(Materials provided):
·····
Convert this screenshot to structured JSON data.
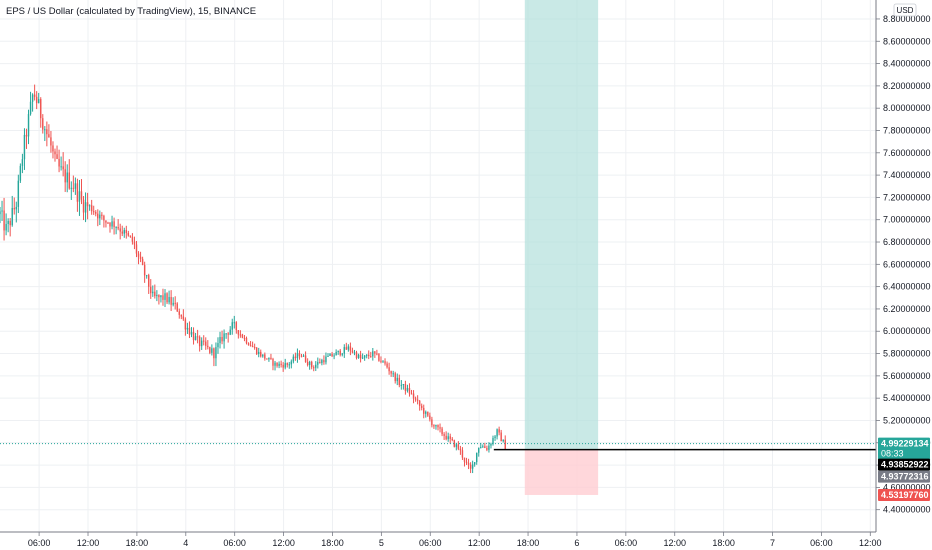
{
  "chart_data": {
    "type": "candlestick",
    "title": "EPS / US Dollar (calculated by TradingView), 15, BINANCE",
    "currency_badge": "USD",
    "ylim": [
      4.2,
      8.97
    ],
    "y_ticks": [
      "8.80000000",
      "8.60000000",
      "8.40000000",
      "8.20000000",
      "8.00000000",
      "7.80000000",
      "7.60000000",
      "7.40000000",
      "7.20000000",
      "7.00000000",
      "6.80000000",
      "6.60000000",
      "6.40000000",
      "6.20000000",
      "6.00000000",
      "5.80000000",
      "5.60000000",
      "5.40000000",
      "5.20000000",
      "5.00000000",
      "4.80000000",
      "4.60000000",
      "4.40000000"
    ],
    "y_tick_values": [
      8.8,
      8.6,
      8.4,
      8.2,
      8.0,
      7.8,
      7.6,
      7.4,
      7.2,
      7.0,
      6.8,
      6.6,
      6.4,
      6.2,
      6.0,
      5.8,
      5.6,
      5.4,
      5.2,
      5.0,
      4.8,
      4.6,
      4.4
    ],
    "x_ticks": [
      "06:00",
      "12:00",
      "18:00",
      "4",
      "06:00",
      "12:00",
      "18:00",
      "5",
      "06:00",
      "12:00",
      "18:00",
      "6",
      "06:00",
      "12:00",
      "18:00",
      "7",
      "06:00",
      "12:00"
    ],
    "x_hours": [
      6,
      12,
      18,
      24,
      30,
      36,
      42,
      48,
      54,
      60,
      66,
      72,
      78,
      84,
      90,
      96,
      102,
      108
    ],
    "xlim": [
      1.2,
      108.7
    ],
    "grid": true,
    "colors": {
      "up": "#26a69a",
      "down": "#ef5350",
      "profit_zone": "#b2dfdb",
      "loss_zone": "#ffcdd2",
      "entry_line": "#000000",
      "grid": "#eef0f3"
    },
    "price_path": [
      [
        1.2,
        7.05
      ],
      [
        2.0,
        6.9
      ],
      [
        3.2,
        7.15
      ],
      [
        4.0,
        7.6
      ],
      [
        5.3,
        8.15
      ],
      [
        6.0,
        8.0
      ],
      [
        6.8,
        7.8
      ],
      [
        7.3,
        7.7
      ],
      [
        8.0,
        7.5
      ],
      [
        9.0,
        7.4
      ],
      [
        10.3,
        7.3
      ],
      [
        11.3,
        7.15
      ],
      [
        12.5,
        7.1
      ],
      [
        13.8,
        7.0
      ],
      [
        15.5,
        6.95
      ],
      [
        17.5,
        6.8
      ],
      [
        18.5,
        6.6
      ],
      [
        20.0,
        6.3
      ],
      [
        21.5,
        6.3
      ],
      [
        23.0,
        6.2
      ],
      [
        24.0,
        6.05
      ],
      [
        25.5,
        5.9
      ],
      [
        27.5,
        5.8
      ],
      [
        28.5,
        5.95
      ],
      [
        29.8,
        6.05
      ],
      [
        31.0,
        5.95
      ],
      [
        33.0,
        5.8
      ],
      [
        35.0,
        5.7
      ],
      [
        36.5,
        5.7
      ],
      [
        38.0,
        5.8
      ],
      [
        39.5,
        5.68
      ],
      [
        41.0,
        5.75
      ],
      [
        42.5,
        5.8
      ],
      [
        44.0,
        5.85
      ],
      [
        45.5,
        5.75
      ],
      [
        47.0,
        5.8
      ],
      [
        48.5,
        5.7
      ],
      [
        50.0,
        5.55
      ],
      [
        51.5,
        5.45
      ],
      [
        53.0,
        5.3
      ],
      [
        54.5,
        5.15
      ],
      [
        56.0,
        5.05
      ],
      [
        57.5,
        4.95
      ],
      [
        58.5,
        4.8
      ],
      [
        59.0,
        4.75
      ],
      [
        60.0,
        4.98
      ],
      [
        61.0,
        4.95
      ],
      [
        62.2,
        5.1
      ],
      [
        63.3,
        4.96
      ]
    ],
    "position": {
      "x_start": 65.6,
      "x_end": 74.6,
      "entry": 4.93852922,
      "target": 8.97,
      "stop": 4.5319776
    },
    "price_labels": [
      {
        "value": 4.99229134,
        "text": "4.99229134",
        "bg": "#26a69a",
        "fg": "#ffffff"
      },
      {
        "value": 4.93852922,
        "text": "4.93852922",
        "bg": "#000000",
        "fg": "#ffffff"
      },
      {
        "value": 4.93772316,
        "text": "4.93772316",
        "bg": "#787b86",
        "fg": "#ffffff"
      },
      {
        "value": 4.5319776,
        "text": "4.53197760",
        "bg": "#ef5350",
        "fg": "#ffffff"
      }
    ],
    "countdown": "08:33"
  }
}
·····
(Stated goal): Set every line down exactly as written, leaving each picture out.

(Full answer):
Convert this screenshot to structured JSON data.
{
  "chart_data": {
    "type": "candlestick",
    "title": "EPS / US Dollar (calculated by TradingView), 15, BINANCE",
    "currency_badge": "USD",
    "ylim": [
      4.2,
      8.97
    ],
    "y_ticks": [
      "8.80000000",
      "8.60000000",
      "8.40000000",
      "8.20000000",
      "8.00000000",
      "7.80000000",
      "7.60000000",
      "7.40000000",
      "7.20000000",
      "7.00000000",
      "6.80000000",
      "6.60000000",
      "6.40000000",
      "6.20000000",
      "6.00000000",
      "5.80000000",
      "5.60000000",
      "5.40000000",
      "5.20000000",
      "5.00000000",
      "4.80000000",
      "4.60000000",
      "4.40000000"
    ],
    "y_tick_values": [
      8.8,
      8.6,
      8.4,
      8.2,
      8.0,
      7.8,
      7.6,
      7.4,
      7.2,
      7.0,
      6.8,
      6.6,
      6.4,
      6.2,
      6.0,
      5.8,
      5.6,
      5.4,
      5.2,
      5.0,
      4.8,
      4.6,
      4.4
    ],
    "x_ticks": [
      "06:00",
      "12:00",
      "18:00",
      "4",
      "06:00",
      "12:00",
      "18:00",
      "5",
      "06:00",
      "12:00",
      "18:00",
      "6",
      "06:00",
      "12:00",
      "18:00",
      "7",
      "06:00",
      "12:00"
    ],
    "x_hours": [
      6,
      12,
      18,
      24,
      30,
      36,
      42,
      48,
      54,
      60,
      66,
      72,
      78,
      84,
      90,
      96,
      102,
      108
    ],
    "xlim": [
      1.2,
      108.7
    ],
    "grid": true,
    "colors": {
      "up": "#26a69a",
      "down": "#ef5350",
      "profit_zone": "#b2dfdb",
      "loss_zone": "#ffcdd2",
      "entry_line": "#000000",
      "grid": "#eef0f3"
    },
    "price_path": [
      [
        1.2,
        7.05
      ],
      [
        2.0,
        6.9
      ],
      [
        3.2,
        7.15
      ],
      [
        4.0,
        7.6
      ],
      [
        5.3,
        8.15
      ],
      [
        6.0,
        8.0
      ],
      [
        6.8,
        7.8
      ],
      [
        7.3,
        7.7
      ],
      [
        8.0,
        7.5
      ],
      [
        9.0,
        7.4
      ],
      [
        10.3,
        7.3
      ],
      [
        11.3,
        7.15
      ],
      [
        12.5,
        7.1
      ],
      [
        13.8,
        7.0
      ],
      [
        15.5,
        6.95
      ],
      [
        17.5,
        6.8
      ],
      [
        18.5,
        6.6
      ],
      [
        20.0,
        6.3
      ],
      [
        21.5,
        6.3
      ],
      [
        23.0,
        6.2
      ],
      [
        24.0,
        6.05
      ],
      [
        25.5,
        5.9
      ],
      [
        27.5,
        5.8
      ],
      [
        28.5,
        5.95
      ],
      [
        29.8,
        6.05
      ],
      [
        31.0,
        5.95
      ],
      [
        33.0,
        5.8
      ],
      [
        35.0,
        5.7
      ],
      [
        36.5,
        5.7
      ],
      [
        38.0,
        5.8
      ],
      [
        39.5,
        5.68
      ],
      [
        41.0,
        5.75
      ],
      [
        42.5,
        5.8
      ],
      [
        44.0,
        5.85
      ],
      [
        45.5,
        5.75
      ],
      [
        47.0,
        5.8
      ],
      [
        48.5,
        5.7
      ],
      [
        50.0,
        5.55
      ],
      [
        51.5,
        5.45
      ],
      [
        53.0,
        5.3
      ],
      [
        54.5,
        5.15
      ],
      [
        56.0,
        5.05
      ],
      [
        57.5,
        4.95
      ],
      [
        58.5,
        4.8
      ],
      [
        59.0,
        4.75
      ],
      [
        60.0,
        4.98
      ],
      [
        61.0,
        4.95
      ],
      [
        62.2,
        5.1
      ],
      [
        63.3,
        4.96
      ]
    ],
    "position": {
      "x_start": 65.6,
      "x_end": 74.6,
      "entry": 4.93852922,
      "target": 8.97,
      "stop": 4.5319776
    },
    "price_labels": [
      {
        "value": 4.99229134,
        "text": "4.99229134",
        "bg": "#26a69a",
        "fg": "#ffffff"
      },
      {
        "value": 4.93852922,
        "text": "4.93852922",
        "bg": "#000000",
        "fg": "#ffffff"
      },
      {
        "value": 4.93772316,
        "text": "4.93772316",
        "bg": "#787b86",
        "fg": "#ffffff"
      },
      {
        "value": 4.5319776,
        "text": "4.53197760",
        "bg": "#ef5350",
        "fg": "#ffffff"
      }
    ],
    "countdown": "08:33"
  }
}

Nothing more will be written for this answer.